Saved data entries

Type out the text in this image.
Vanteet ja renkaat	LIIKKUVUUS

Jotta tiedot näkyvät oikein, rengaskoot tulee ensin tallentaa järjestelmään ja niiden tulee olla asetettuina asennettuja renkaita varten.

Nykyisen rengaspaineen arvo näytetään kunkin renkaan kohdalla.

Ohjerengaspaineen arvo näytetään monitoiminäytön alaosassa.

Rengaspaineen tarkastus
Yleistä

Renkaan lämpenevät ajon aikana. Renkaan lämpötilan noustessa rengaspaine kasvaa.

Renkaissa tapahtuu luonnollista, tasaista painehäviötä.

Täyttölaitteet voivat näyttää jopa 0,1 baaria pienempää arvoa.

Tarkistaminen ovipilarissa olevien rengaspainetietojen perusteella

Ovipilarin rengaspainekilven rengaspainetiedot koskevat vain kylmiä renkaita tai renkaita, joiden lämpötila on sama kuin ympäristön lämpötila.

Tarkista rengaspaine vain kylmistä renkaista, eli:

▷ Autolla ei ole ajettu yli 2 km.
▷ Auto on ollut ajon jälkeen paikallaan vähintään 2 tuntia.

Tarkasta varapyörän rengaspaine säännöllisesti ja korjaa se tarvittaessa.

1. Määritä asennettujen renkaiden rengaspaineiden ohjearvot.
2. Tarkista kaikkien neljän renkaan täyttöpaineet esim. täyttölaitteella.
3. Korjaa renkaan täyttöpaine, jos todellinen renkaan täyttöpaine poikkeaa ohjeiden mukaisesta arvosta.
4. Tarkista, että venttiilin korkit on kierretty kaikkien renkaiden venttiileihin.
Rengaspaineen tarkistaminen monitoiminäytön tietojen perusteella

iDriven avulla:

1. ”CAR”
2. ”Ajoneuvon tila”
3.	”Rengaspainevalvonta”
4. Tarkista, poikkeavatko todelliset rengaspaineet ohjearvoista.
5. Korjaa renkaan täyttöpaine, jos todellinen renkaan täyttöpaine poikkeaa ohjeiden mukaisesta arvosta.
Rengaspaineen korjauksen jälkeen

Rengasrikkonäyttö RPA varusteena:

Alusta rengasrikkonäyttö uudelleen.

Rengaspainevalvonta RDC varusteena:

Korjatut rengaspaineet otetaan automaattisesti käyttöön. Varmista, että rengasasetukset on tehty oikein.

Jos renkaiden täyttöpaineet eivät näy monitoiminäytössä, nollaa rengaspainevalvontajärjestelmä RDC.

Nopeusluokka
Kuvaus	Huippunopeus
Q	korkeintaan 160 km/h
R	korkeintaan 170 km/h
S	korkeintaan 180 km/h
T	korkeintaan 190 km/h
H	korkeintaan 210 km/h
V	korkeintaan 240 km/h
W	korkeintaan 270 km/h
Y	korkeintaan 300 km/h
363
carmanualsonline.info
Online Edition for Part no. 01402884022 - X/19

* * *

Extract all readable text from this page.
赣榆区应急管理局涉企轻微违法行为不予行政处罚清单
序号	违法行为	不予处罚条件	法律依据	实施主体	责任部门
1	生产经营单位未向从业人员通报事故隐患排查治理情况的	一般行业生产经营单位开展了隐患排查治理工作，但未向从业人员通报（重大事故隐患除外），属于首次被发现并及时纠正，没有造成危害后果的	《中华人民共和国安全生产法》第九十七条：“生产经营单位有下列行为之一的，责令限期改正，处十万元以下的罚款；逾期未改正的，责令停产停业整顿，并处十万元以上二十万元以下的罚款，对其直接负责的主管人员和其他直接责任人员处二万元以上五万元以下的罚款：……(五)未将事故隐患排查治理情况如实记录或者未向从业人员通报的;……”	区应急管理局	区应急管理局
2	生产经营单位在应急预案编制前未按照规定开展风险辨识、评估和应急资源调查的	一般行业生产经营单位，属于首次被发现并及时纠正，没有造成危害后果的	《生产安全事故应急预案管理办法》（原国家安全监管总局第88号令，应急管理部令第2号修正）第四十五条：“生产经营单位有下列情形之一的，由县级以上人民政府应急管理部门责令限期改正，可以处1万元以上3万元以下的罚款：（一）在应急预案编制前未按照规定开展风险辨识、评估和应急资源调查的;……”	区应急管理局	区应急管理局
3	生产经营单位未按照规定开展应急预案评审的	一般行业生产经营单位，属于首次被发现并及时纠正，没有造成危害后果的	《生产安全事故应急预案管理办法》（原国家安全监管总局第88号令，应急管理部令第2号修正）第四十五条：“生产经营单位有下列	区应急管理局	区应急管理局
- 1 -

▶ **GOAL**
How many lines in the records above hold the word "varusteena"? Give only the number.

▶ **SOLUTION FOR THIS TASK**
2